To be done: Only lines holding the word "version" should be copied from the material.

** START Stored data **

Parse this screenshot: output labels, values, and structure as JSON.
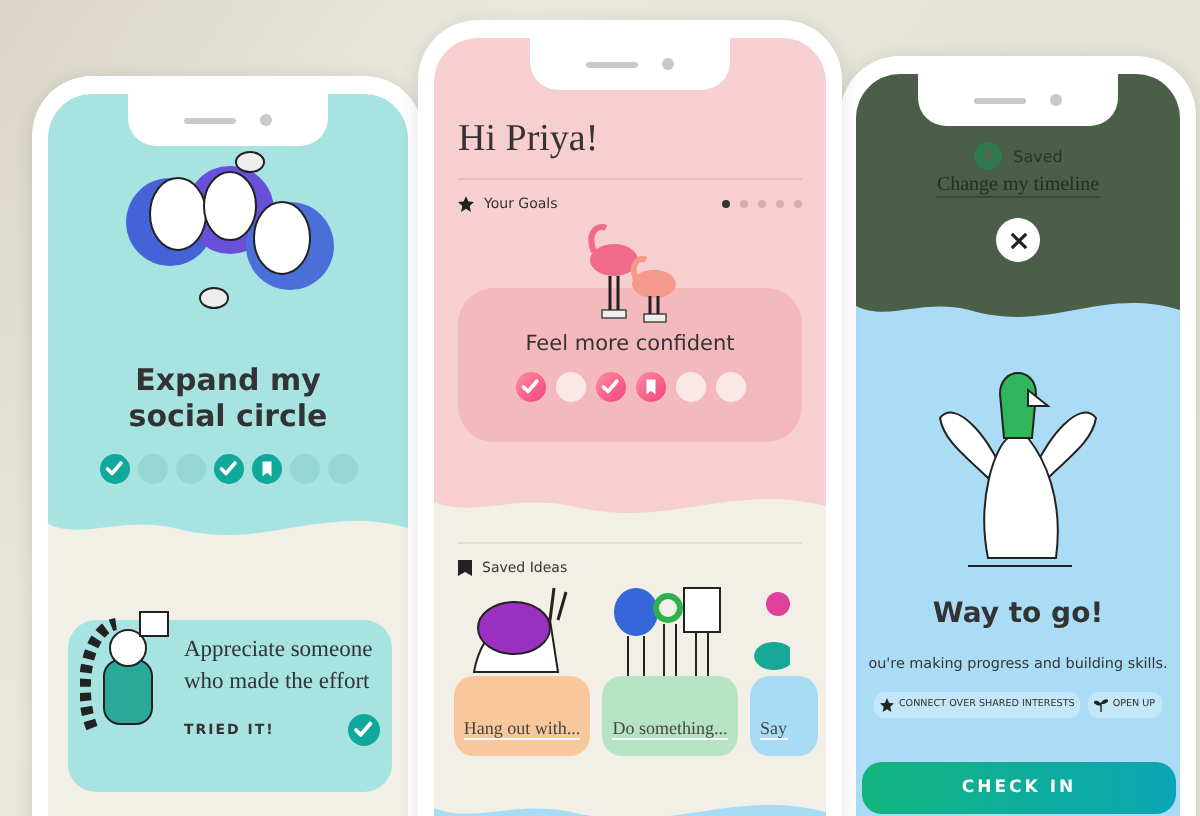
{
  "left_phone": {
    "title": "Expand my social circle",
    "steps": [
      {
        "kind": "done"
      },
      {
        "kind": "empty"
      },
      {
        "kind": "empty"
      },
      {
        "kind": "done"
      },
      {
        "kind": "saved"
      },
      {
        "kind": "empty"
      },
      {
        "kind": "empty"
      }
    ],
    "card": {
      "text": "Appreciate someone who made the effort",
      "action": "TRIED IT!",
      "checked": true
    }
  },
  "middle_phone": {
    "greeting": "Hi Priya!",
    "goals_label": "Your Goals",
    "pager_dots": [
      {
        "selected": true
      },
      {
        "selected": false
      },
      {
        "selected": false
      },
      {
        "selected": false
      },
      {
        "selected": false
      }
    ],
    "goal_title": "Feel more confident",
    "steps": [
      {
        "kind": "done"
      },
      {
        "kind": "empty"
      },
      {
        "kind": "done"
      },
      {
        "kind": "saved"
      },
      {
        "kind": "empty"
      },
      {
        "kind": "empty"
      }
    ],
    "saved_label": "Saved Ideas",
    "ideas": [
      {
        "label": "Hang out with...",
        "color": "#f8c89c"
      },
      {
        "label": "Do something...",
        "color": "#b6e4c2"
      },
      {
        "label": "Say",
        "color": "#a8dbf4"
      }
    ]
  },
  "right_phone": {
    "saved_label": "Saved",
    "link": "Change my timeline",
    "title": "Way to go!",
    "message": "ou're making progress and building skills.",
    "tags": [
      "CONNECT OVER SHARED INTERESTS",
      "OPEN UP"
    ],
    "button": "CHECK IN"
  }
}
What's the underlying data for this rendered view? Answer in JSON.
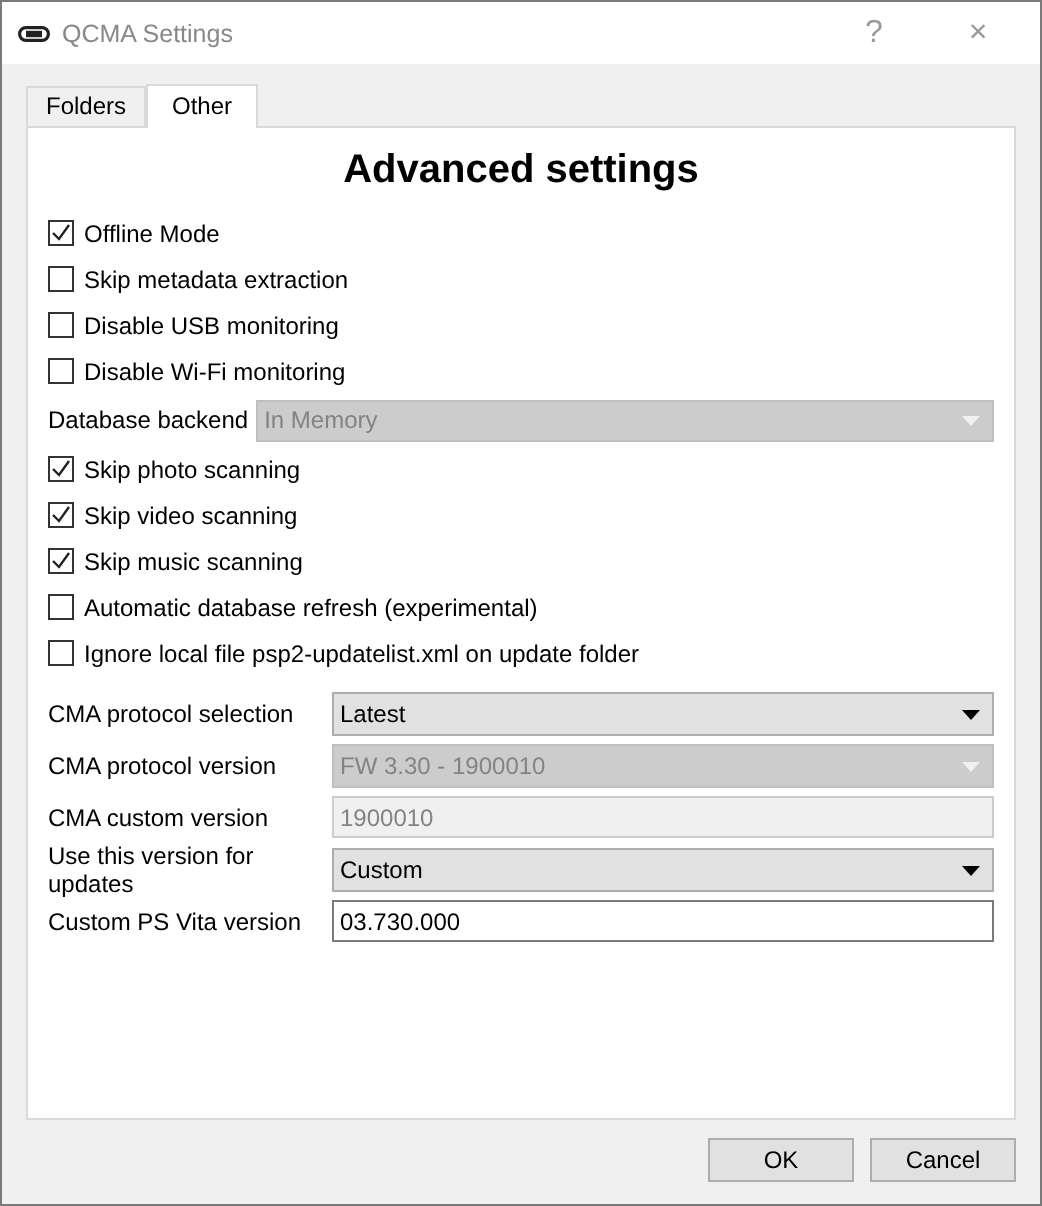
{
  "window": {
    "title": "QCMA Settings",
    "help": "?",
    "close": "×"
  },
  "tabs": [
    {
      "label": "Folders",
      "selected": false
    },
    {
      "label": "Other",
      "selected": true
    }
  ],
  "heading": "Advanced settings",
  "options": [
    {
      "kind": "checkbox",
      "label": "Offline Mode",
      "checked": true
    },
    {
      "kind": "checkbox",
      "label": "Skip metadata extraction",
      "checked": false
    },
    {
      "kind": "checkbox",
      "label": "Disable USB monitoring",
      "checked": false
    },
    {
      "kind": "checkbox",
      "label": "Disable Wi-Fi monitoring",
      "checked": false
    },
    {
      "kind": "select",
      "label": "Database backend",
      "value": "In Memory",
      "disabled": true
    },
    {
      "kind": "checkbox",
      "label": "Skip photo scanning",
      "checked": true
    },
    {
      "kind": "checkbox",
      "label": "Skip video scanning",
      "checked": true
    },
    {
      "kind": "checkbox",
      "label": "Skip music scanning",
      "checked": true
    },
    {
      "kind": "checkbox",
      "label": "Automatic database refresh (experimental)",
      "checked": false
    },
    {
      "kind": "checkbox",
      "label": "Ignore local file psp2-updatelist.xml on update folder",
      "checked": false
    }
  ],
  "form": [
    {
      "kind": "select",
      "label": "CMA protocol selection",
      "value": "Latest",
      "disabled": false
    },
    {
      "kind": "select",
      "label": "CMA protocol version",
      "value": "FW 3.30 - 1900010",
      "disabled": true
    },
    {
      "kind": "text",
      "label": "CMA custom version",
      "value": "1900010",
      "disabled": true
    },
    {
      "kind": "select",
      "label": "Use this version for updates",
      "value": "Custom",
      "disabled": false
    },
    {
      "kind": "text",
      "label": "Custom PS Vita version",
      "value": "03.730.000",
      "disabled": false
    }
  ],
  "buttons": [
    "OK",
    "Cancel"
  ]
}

** END Stored data **

Expected output:
      "label": "CMA protocol version",
      "label": "CMA custom version",
      "label": "Use this version for updates",
      "label": "Custom PS Vita version",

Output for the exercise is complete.